**Written problem**
Work through the data below and give the number of lines holding "oskarżonemu", nothing more.

**Provided information**
** Start **
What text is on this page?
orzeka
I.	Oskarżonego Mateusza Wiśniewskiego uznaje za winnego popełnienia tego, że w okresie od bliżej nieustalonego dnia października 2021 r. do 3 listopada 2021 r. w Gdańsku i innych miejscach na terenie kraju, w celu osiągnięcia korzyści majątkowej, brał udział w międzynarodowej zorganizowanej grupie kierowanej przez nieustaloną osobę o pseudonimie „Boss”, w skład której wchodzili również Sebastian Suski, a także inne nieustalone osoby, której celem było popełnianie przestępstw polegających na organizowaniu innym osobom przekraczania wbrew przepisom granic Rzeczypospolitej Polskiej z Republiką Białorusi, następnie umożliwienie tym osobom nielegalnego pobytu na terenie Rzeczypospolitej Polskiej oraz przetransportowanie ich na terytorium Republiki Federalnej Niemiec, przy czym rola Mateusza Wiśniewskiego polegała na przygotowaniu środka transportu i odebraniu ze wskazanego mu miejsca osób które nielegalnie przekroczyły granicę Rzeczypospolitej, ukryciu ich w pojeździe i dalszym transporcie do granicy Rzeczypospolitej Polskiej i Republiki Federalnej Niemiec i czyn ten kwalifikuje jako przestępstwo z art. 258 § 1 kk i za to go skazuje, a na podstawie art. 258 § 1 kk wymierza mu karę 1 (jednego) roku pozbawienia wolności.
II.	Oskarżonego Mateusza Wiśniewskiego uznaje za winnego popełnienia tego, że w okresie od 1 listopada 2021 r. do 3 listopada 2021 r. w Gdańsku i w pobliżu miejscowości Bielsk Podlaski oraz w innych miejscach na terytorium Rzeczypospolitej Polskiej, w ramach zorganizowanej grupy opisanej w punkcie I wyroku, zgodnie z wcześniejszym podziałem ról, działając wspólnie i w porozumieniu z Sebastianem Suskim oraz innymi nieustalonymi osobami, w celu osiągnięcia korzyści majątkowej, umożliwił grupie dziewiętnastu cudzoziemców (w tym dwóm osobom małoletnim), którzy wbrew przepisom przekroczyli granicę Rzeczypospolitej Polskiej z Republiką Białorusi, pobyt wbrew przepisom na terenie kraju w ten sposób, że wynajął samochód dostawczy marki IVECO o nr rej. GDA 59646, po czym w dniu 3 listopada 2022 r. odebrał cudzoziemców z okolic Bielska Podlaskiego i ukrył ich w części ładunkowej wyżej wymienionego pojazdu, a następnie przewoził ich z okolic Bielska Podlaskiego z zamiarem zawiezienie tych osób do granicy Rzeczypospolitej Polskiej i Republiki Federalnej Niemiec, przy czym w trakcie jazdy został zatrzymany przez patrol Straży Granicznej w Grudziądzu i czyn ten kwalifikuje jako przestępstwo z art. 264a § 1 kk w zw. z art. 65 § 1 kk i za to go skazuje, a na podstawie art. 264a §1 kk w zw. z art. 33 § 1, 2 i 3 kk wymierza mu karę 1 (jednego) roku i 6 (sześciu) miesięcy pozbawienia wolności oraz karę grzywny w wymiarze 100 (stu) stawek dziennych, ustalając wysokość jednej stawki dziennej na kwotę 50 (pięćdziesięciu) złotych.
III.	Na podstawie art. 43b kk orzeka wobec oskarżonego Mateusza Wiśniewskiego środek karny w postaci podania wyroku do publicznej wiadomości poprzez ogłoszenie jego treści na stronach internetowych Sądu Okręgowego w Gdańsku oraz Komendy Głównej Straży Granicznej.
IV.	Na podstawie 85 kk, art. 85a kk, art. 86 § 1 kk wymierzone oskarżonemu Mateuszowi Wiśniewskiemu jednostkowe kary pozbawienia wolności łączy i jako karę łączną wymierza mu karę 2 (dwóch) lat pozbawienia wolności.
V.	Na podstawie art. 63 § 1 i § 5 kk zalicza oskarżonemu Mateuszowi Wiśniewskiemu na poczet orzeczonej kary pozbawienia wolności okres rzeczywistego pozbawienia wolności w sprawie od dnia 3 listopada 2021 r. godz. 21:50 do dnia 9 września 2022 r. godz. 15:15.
** End **
**Expected output**
2